What this task involves: Retype each entry below exactly as it stands.

Material shown:
────
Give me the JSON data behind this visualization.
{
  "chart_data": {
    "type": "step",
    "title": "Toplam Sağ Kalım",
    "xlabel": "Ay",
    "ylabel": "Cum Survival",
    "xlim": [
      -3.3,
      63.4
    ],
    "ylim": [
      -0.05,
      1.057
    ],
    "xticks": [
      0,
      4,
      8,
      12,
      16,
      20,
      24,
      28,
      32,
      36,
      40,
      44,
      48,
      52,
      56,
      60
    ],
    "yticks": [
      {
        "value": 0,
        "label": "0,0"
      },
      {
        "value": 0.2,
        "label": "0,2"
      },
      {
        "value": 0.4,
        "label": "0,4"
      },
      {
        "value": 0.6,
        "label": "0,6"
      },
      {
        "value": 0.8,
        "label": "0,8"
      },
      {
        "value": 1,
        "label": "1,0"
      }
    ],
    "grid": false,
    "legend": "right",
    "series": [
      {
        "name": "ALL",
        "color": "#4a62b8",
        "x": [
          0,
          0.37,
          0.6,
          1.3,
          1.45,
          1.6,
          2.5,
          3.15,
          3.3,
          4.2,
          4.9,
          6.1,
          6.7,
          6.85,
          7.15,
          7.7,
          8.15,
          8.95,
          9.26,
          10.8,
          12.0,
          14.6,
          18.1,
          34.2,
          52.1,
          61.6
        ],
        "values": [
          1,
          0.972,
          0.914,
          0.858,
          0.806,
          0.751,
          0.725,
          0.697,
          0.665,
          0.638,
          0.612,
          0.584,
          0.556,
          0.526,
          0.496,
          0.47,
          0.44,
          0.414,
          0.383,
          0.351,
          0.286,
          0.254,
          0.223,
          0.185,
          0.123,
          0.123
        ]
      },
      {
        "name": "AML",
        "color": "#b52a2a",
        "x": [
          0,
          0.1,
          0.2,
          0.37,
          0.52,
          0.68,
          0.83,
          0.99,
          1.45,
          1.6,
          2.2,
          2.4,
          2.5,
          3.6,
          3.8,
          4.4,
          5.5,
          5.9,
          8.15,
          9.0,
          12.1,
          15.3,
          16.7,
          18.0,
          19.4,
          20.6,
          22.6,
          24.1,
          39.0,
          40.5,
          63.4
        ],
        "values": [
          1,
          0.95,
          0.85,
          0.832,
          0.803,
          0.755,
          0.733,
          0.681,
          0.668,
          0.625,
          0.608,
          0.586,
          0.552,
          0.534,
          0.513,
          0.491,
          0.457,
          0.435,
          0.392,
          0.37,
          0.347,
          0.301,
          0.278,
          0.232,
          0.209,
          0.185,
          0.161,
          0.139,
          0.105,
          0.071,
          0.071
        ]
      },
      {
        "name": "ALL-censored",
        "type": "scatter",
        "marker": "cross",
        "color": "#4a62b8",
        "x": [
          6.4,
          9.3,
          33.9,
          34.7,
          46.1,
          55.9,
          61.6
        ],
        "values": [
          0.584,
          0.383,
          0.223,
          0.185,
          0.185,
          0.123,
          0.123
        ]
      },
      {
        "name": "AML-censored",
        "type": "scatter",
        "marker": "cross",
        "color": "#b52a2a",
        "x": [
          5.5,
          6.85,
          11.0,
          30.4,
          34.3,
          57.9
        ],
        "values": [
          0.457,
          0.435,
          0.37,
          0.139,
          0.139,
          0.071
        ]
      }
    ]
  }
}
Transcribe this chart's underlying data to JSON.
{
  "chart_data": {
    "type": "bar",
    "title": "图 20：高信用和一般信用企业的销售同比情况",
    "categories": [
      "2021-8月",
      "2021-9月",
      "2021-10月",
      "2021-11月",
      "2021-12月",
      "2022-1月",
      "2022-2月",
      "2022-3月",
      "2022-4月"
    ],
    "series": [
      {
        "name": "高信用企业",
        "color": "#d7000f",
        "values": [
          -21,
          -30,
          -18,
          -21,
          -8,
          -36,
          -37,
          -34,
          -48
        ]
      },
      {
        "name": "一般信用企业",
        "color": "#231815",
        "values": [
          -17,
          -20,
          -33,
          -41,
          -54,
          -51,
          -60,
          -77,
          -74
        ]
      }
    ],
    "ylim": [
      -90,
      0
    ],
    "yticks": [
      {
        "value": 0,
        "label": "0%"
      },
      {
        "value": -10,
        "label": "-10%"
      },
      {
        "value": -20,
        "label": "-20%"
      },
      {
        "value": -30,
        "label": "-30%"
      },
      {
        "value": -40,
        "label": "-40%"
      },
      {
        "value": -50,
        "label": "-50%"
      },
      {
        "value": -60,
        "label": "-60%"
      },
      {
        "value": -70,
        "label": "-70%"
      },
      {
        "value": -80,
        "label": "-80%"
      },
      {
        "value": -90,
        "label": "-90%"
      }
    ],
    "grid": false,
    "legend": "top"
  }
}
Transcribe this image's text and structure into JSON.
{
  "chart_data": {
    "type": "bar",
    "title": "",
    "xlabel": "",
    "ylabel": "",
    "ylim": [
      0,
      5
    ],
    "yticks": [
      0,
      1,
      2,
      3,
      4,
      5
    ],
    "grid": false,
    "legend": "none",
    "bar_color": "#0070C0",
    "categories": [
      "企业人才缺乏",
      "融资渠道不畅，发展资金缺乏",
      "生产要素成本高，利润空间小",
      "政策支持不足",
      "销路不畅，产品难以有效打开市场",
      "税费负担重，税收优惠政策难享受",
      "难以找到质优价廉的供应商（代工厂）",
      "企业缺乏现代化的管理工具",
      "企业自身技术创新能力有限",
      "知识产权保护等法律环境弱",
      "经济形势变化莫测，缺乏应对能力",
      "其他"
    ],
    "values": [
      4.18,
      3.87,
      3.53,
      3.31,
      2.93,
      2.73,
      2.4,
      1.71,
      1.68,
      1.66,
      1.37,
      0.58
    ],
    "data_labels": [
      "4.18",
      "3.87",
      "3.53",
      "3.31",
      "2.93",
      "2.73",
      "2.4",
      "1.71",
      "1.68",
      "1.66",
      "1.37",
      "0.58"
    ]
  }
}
────
Reply to the exercise:
Give me the JSON data behind this visualization.
{
  "chart_data": {
    "type": "step",
    "title": "Toplam Sağ Kalım",
    "xlabel": "Ay",
    "ylabel": "Cum Survival",
    "xlim": [
      -3.3,
      63.4
    ],
    "ylim": [
      -0.05,
      1.057
    ],
    "xticks": [
      0,
      4,
      8,
      12,
      16,
      20,
      24,
      28,
      32,
      36,
      40,
      44,
      48,
      52,
      56,
      60
    ],
    "yticks": [
      {
        "value": 0,
        "label": "0,0"
      },
      {
        "value": 0.2,
        "label": "0,2"
      },
      {
        "value": 0.4,
        "label": "0,4"
      },
      {
        "value": 0.6,
        "label": "0,6"
      },
      {
        "value": 0.8,
        "label": "0,8"
      },
      {
        "value": 1,
        "label": "1,0"
      }
    ],
    "grid": false,
    "legend": "right",
    "series": [
      {
        "name": "ALL",
        "color": "#4a62b8",
        "x": [
          0,
          0.37,
          0.6,
          1.3,
          1.45,
          1.6,
          2.5,
          3.15,
          3.3,
          4.2,
          4.9,
          6.1,
          6.7,
          6.85,
          7.15,
          7.7,
          8.15,
          8.95,
          9.26,
          10.8,
          12.0,
          14.6,
          18.1,
          34.2,
          52.1,
          61.6
        ],
        "values": [
          1,
          0.972,
          0.914,
          0.858,
          0.806,
          0.751,
          0.725,
          0.697,
          0.665,
          0.638,
          0.612,
          0.584,
          0.556,
          0.526,
          0.496,
          0.47,
          0.44,
          0.414,
          0.383,
          0.351,
          0.286,
          0.254,
          0.223,
          0.185,
          0.123,
          0.123
        ]
      },
      {
        "name": "AML",
        "color": "#b52a2a",
        "x": [
          0,
          0.1,
          0.2,
          0.37,
          0.52,
          0.68,
          0.83,
          0.99,
          1.45,
          1.6,
          2.2,
          2.4,
          2.5,
          3.6,
          3.8,
          4.4,
          5.5,
          5.9,
          8.15,
          9.0,
          12.1,
          15.3,
          16.7,
          18.0,
          19.4,
          20.6,
          22.6,
          24.1,
          39.0,
          40.5,
          63.4
        ],
        "values": [
          1,
          0.95,
          0.85,
          0.832,
          0.803,
          0.755,
          0.733,
          0.681,
          0.668,
          0.625,
          0.608,
          0.586,
          0.552,
          0.534,
          0.513,
          0.491,
          0.457,
          0.435,
          0.392,
          0.37,
          0.347,
          0.301,
          0.278,
          0.232,
          0.209,
          0.185,
          0.161,
          0.139,
          0.105,
          0.071,
          0.071
        ]
      },
      {
        "name": "ALL-censored",
        "type": "scatter",
        "marker": "cross",
        "color": "#4a62b8",
        "x": [
          6.4,
          9.3,
          33.9,
          34.7,
          46.1,
          55.9,
          61.6
        ],
        "values": [
          0.584,
          0.383,
          0.223,
          0.185,
          0.185,
          0.123,
          0.123
        ]
      },
      {
        "name": "AML-censored",
        "type": "scatter",
        "marker": "cross",
        "color": "#b52a2a",
        "x": [
          5.5,
          6.85,
          11.0,
          30.4,
          34.3,
          57.9
        ],
        "values": [
          0.457,
          0.435,
          0.37,
          0.139,
          0.139,
          0.071
        ]
      }
    ]
  }
}
Transcribe this chart's underlying data to JSON.
{
  "chart_data": {
    "type": "bar",
    "title": "图 20：高信用和一般信用企业的销售同比情况",
    "categories": [
      "2021-8月",
      "2021-9月",
      "2021-10月",
      "2021-11月",
      "2021-12月",
      "2022-1月",
      "2022-2月",
      "2022-3月",
      "2022-4月"
    ],
    "series": [
      {
        "name": "高信用企业",
        "color": "#d7000f",
        "values": [
          -21,
          -30,
          -18,
          -21,
          -8,
          -36,
          -37,
          -34,
          -48
        ]
      },
      {
        "name": "一般信用企业",
        "color": "#231815",
        "values": [
          -17,
          -20,
          -33,
          -41,
          -54,
          -51,
          -60,
          -77,
          -74
        ]
      }
    ],
    "ylim": [
      -90,
      0
    ],
    "yticks": [
      {
        "value": 0,
        "label": "0%"
      },
      {
        "value": -10,
        "label": "-10%"
      },
      {
        "value": -20,
        "label": "-20%"
      },
      {
        "value": -30,
        "label": "-30%"
      },
      {
        "value": -40,
        "label": "-40%"
      },
      {
        "value": -50,
        "label": "-50%"
      },
      {
        "value": -60,
        "label": "-60%"
      },
      {
        "value": -70,
        "label": "-70%"
      },
      {
        "value": -80,
        "label": "-80%"
      },
      {
        "value": -90,
        "label": "-90%"
      }
    ],
    "grid": false,
    "legend": "top"
  }
}
Transcribe this image's text and structure into JSON.
{
  "chart_data": {
    "type": "bar",
    "title": "",
    "xlabel": "",
    "ylabel": "",
    "ylim": [
      0,
      5
    ],
    "yticks": [
      0,
      1,
      2,
      3,
      4,
      5
    ],
    "grid": false,
    "legend": "none",
    "bar_color": "#0070C0",
    "categories": [
      "企业人才缺乏",
      "融资渠道不畅，发展资金缺乏",
      "生产要素成本高，利润空间小",
      "政策支持不足",
      "销路不畅，产品难以有效打开市场",
      "税费负担重，税收优惠政策难享受",
      "难以找到质优价廉的供应商（代工厂）",
      "企业缺乏现代化的管理工具",
      "企业自身技术创新能力有限",
      "知识产权保护等法律环境弱",
      "经济形势变化莫测，缺乏应对能力",
      "其他"
    ],
    "values": [
      4.18,
      3.87,
      3.53,
      3.31,
      2.93,
      2.73,
      2.4,
      1.71,
      1.68,
      1.66,
      1.37,
      0.58
    ],
    "data_labels": [
      "4.18",
      "3.87",
      "3.53",
      "3.31",
      "2.93",
      "2.73",
      "2.4",
      "1.71",
      "1.68",
      "1.66",
      "1.37",
      "0.58"
    ]
  }
}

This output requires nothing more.